══ Given entries

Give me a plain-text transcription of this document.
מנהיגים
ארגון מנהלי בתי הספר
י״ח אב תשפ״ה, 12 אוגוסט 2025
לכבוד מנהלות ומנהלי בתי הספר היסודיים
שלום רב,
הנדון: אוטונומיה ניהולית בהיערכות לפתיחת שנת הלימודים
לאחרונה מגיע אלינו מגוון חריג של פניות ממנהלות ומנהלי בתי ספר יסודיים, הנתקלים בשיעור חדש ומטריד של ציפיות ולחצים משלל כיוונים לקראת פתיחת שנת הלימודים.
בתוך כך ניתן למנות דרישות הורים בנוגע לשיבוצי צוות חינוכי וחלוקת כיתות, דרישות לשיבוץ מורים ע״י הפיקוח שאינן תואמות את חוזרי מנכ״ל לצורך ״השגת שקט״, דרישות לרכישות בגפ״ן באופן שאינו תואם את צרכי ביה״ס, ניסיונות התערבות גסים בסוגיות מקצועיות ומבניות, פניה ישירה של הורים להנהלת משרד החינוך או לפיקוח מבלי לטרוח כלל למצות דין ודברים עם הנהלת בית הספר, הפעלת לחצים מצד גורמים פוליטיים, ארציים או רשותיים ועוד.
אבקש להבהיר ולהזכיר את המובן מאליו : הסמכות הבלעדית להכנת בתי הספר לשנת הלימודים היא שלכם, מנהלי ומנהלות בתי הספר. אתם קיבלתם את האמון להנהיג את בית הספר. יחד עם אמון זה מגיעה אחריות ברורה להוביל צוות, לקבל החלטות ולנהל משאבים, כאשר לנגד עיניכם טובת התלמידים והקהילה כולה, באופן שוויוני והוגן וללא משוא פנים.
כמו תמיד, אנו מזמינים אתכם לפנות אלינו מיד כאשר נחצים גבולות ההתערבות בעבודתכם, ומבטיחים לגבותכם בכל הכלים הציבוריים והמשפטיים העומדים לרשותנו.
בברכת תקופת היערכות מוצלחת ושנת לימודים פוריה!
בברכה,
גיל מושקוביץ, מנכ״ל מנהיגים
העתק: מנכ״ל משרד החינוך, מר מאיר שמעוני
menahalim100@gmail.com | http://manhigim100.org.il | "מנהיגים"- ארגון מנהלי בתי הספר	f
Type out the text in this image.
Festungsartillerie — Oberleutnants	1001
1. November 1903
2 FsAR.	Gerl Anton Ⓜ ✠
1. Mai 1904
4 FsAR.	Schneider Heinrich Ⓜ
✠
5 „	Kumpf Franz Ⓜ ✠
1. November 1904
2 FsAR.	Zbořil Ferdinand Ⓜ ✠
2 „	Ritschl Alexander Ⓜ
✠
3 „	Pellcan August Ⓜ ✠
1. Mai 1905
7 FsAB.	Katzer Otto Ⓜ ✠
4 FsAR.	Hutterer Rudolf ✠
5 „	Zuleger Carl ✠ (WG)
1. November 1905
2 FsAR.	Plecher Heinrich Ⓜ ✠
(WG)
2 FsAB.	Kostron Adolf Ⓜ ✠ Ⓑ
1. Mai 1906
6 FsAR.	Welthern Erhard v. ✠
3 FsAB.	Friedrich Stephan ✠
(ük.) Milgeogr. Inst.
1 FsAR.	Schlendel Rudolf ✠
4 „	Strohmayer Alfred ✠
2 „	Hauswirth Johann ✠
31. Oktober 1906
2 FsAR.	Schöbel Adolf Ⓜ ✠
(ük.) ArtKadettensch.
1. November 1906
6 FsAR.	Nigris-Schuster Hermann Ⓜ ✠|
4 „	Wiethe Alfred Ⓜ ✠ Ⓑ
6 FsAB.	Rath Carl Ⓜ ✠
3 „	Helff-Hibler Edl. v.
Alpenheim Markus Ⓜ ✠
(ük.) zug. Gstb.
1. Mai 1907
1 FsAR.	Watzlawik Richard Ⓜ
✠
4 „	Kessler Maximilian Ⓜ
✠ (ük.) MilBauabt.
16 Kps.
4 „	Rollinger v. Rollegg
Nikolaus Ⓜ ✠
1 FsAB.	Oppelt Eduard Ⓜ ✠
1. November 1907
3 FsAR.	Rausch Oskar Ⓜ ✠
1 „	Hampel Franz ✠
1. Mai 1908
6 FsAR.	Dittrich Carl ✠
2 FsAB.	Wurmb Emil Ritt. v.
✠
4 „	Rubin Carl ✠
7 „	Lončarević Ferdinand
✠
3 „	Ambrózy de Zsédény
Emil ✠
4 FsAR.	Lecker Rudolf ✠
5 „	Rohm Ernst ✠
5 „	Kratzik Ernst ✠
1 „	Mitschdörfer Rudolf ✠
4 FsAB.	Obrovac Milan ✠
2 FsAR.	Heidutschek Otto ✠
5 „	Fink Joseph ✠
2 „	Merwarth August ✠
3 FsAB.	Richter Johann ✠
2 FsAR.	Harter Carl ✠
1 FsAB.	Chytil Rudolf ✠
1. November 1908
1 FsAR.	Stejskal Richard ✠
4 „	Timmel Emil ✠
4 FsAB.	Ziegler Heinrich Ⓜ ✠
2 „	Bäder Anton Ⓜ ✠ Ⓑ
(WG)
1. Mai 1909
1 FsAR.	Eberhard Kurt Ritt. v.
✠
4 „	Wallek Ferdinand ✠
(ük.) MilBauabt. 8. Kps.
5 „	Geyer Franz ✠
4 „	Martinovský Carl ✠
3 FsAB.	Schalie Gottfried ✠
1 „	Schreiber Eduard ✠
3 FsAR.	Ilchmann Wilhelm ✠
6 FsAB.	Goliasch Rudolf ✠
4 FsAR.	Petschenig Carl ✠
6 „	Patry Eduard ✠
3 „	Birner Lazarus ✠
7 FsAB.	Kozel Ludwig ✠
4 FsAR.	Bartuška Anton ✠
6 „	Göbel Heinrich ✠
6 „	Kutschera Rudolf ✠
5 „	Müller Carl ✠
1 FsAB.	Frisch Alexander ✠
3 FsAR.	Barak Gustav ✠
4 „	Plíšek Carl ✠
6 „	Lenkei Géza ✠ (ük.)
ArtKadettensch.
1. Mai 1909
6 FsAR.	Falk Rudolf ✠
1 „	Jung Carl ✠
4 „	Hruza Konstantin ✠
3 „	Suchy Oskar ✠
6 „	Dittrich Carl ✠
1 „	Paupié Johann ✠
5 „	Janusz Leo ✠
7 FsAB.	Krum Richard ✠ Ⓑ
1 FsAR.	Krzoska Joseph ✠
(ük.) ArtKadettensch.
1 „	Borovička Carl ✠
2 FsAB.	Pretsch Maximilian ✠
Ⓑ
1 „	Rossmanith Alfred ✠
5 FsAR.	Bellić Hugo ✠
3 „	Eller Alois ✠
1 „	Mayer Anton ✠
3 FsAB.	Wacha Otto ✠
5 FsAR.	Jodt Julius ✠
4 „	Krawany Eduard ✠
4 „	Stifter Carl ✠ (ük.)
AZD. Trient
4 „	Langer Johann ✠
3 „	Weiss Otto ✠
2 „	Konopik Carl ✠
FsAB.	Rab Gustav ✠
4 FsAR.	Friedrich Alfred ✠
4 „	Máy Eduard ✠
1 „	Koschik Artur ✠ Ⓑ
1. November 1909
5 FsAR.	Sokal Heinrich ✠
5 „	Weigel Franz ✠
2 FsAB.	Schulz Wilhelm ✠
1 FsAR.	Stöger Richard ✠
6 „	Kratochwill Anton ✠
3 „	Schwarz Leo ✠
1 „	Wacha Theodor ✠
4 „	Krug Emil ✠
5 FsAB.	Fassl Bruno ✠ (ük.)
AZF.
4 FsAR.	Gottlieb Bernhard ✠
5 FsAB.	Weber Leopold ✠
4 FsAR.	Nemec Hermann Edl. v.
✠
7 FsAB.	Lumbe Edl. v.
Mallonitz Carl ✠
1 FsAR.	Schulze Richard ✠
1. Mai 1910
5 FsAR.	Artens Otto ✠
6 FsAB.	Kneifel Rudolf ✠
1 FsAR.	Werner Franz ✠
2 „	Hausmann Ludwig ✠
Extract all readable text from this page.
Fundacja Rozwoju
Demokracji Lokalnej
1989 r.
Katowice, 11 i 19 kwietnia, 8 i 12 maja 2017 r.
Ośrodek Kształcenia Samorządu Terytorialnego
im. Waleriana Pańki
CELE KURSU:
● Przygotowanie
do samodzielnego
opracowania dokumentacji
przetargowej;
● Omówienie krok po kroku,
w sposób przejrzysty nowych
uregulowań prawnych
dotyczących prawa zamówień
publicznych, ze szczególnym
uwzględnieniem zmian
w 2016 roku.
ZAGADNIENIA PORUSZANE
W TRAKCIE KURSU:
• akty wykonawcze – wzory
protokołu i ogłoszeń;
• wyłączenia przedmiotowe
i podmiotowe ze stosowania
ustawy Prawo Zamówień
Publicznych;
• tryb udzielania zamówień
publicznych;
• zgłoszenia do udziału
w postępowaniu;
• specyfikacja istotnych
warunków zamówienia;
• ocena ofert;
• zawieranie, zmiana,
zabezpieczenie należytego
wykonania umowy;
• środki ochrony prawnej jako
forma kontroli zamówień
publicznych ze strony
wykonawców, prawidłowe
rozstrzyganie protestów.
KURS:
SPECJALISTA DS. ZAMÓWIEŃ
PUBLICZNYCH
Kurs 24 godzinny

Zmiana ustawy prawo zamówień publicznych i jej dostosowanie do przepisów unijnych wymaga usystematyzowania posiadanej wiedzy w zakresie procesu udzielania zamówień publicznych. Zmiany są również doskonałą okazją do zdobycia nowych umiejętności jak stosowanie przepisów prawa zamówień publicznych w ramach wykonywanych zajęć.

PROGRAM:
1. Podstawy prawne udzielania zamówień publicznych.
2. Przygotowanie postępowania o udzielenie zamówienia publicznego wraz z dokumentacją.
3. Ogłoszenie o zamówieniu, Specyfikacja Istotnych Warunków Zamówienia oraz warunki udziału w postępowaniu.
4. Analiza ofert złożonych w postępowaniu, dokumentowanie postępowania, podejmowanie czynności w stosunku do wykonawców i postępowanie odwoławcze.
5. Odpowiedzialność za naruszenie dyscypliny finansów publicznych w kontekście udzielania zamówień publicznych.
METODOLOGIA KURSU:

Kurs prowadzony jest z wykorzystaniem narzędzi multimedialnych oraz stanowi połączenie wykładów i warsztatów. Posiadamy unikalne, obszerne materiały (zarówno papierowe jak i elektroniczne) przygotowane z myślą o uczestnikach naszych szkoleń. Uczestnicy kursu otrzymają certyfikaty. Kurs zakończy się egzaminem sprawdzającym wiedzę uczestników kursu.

════

* _To be done_
Only the number is required: the count of lines containing the word "אלינו".

* _Exercise solution_
2